→ **Set problem**
Exactly reproduce all the records, keeping pictures out of the copy.

++++++

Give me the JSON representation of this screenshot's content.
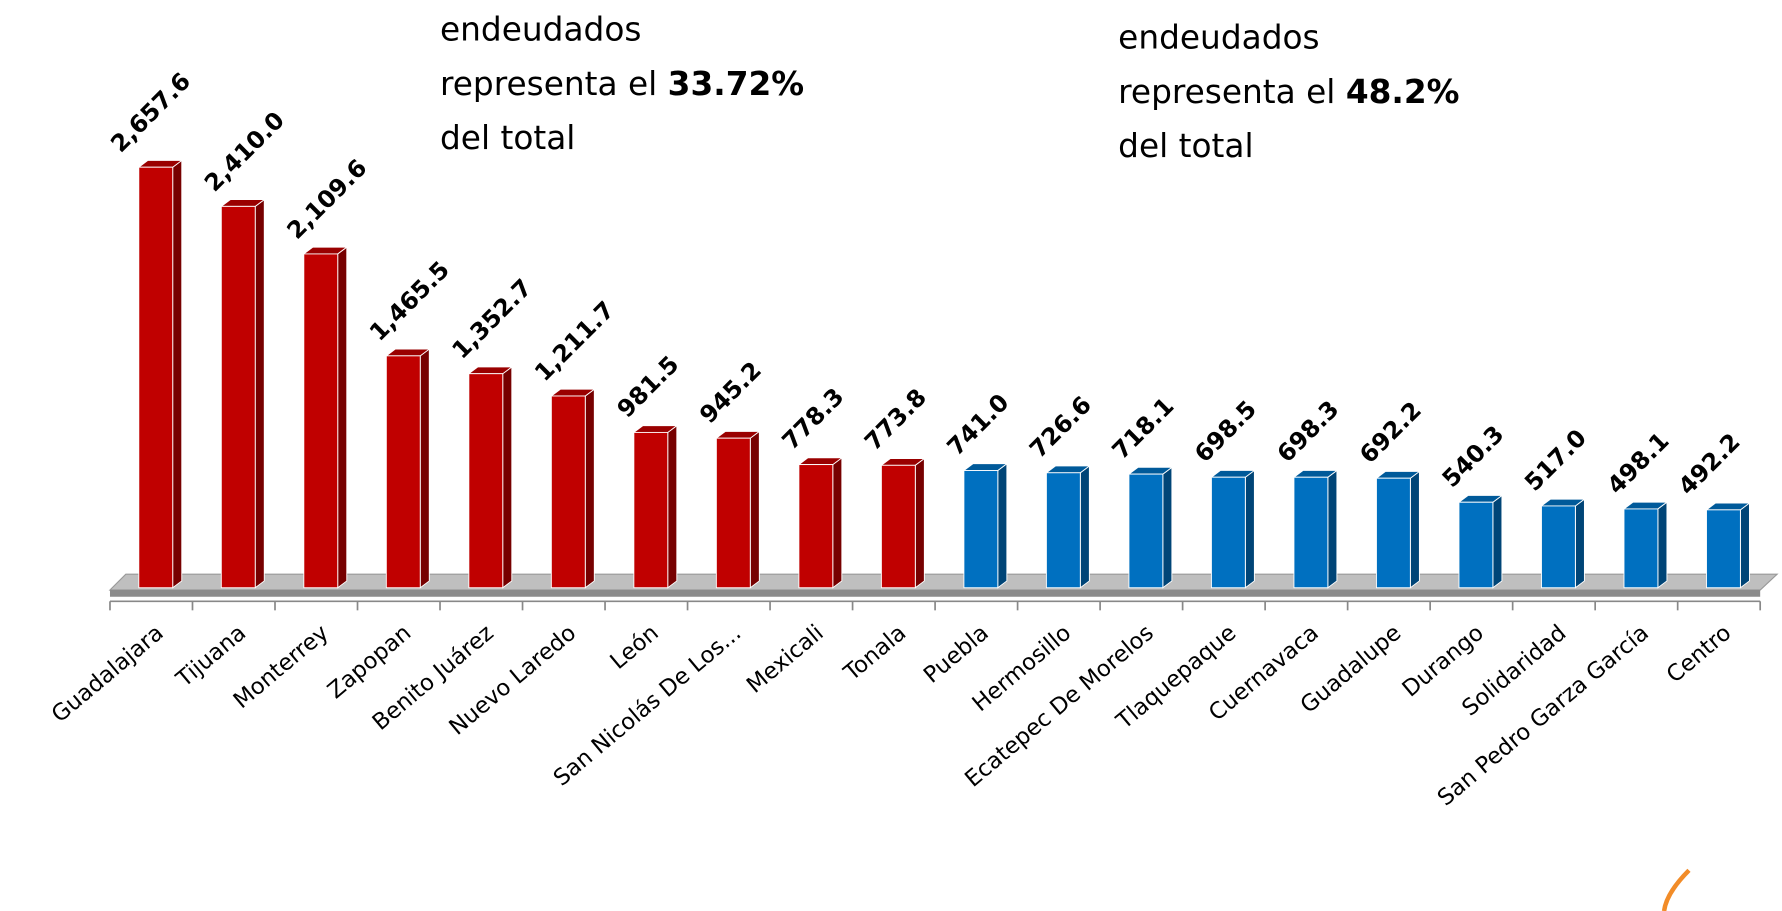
{
  "chart_data": {
    "type": "bar3d",
    "annotations": [
      {
        "lines": [
          [
            {
              "text": "endeudados"
            }
          ],
          [
            {
              "text": "representa  el "
            },
            {
              "text": "33.72%",
              "bold": true
            }
          ],
          [
            {
              "text": "del total"
            }
          ]
        ]
      },
      {
        "lines": [
          [
            {
              "text": "endeudados"
            }
          ],
          [
            {
              "text": "representa  el "
            },
            {
              "text": "48.2%",
              "bold": true
            }
          ],
          [
            {
              "text": "del total"
            }
          ]
        ]
      }
    ],
    "categories": [
      "Guadalajara",
      "Tijuana",
      "Monterrey",
      "Zapopan",
      "Benito Juárez",
      "Nuevo Laredo",
      "León",
      "San Nicolás De Los...",
      "Mexicali",
      "Tonala",
      "Puebla",
      "Hermosillo",
      "Ecatepec De Morelos",
      "Tlaquepaque",
      "Cuernavaca",
      "Guadalupe",
      "Durango",
      "Solidaridad",
      "San Pedro Garza García",
      "Centro"
    ],
    "values": [
      2657.6,
      2410.0,
      2109.6,
      1465.5,
      1352.7,
      1211.7,
      981.5,
      945.2,
      778.3,
      773.8,
      741.0,
      726.6,
      718.1,
      698.5,
      698.3,
      692.2,
      540.3,
      517.0,
      498.1,
      492.2
    ],
    "value_labels": [
      "2,657.6",
      "2,410.0",
      "2,109.6",
      "1,465.5",
      "1,352.7",
      "1,211.7",
      "981.5",
      "945.2",
      "778.3",
      "773.8",
      "741.0",
      "726.6",
      "718.1",
      "698.5",
      "698.3",
      "692.2",
      "540.3",
      "517.0",
      "498.1",
      "492.2"
    ],
    "colors": [
      "#c00000",
      "#c00000",
      "#c00000",
      "#c00000",
      "#c00000",
      "#c00000",
      "#c00000",
      "#c00000",
      "#c00000",
      "#c00000",
      "#0070c0",
      "#0070c0",
      "#0070c0",
      "#0070c0",
      "#0070c0",
      "#0070c0",
      "#0070c0",
      "#0070c0",
      "#0070c0",
      "#0070c0"
    ]
  }
}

++++++

→ **Solved exercise**
Give me the JSON representation of this screenshot's content.
{
  "chart_data": {
    "type": "bar3d",
    "annotations": [
      {
        "lines": [
          [
            {
              "text": "endeudados"
            }
          ],
          [
            {
              "text": "representa  el "
            },
            {
              "text": "33.72%",
              "bold": true
            }
          ],
          [
            {
              "text": "del total"
            }
          ]
        ]
      },
      {
        "lines": [
          [
            {
              "text": "endeudados"
            }
          ],
          [
            {
              "text": "representa  el "
            },
            {
              "text": "48.2%",
              "bold": true
            }
          ],
          [
            {
              "text": "del total"
            }
          ]
        ]
      }
    ],
    "categories": [
      "Guadalajara",
      "Tijuana",
      "Monterrey",
      "Zapopan",
      "Benito Juárez",
      "Nuevo Laredo",
      "León",
      "San Nicolás De Los...",
      "Mexicali",
      "Tonala",
      "Puebla",
      "Hermosillo",
      "Ecatepec De Morelos",
      "Tlaquepaque",
      "Cuernavaca",
      "Guadalupe",
      "Durango",
      "Solidaridad",
      "San Pedro Garza García",
      "Centro"
    ],
    "values": [
      2657.6,
      2410.0,
      2109.6,
      1465.5,
      1352.7,
      1211.7,
      981.5,
      945.2,
      778.3,
      773.8,
      741.0,
      726.6,
      718.1,
      698.5,
      698.3,
      692.2,
      540.3,
      517.0,
      498.1,
      492.2
    ],
    "value_labels": [
      "2,657.6",
      "2,410.0",
      "2,109.6",
      "1,465.5",
      "1,352.7",
      "1,211.7",
      "981.5",
      "945.2",
      "778.3",
      "773.8",
      "741.0",
      "726.6",
      "718.1",
      "698.5",
      "698.3",
      "692.2",
      "540.3",
      "517.0",
      "498.1",
      "492.2"
    ],
    "colors": [
      "#c00000",
      "#c00000",
      "#c00000",
      "#c00000",
      "#c00000",
      "#c00000",
      "#c00000",
      "#c00000",
      "#c00000",
      "#c00000",
      "#0070c0",
      "#0070c0",
      "#0070c0",
      "#0070c0",
      "#0070c0",
      "#0070c0",
      "#0070c0",
      "#0070c0",
      "#0070c0",
      "#0070c0"
    ]
  }
}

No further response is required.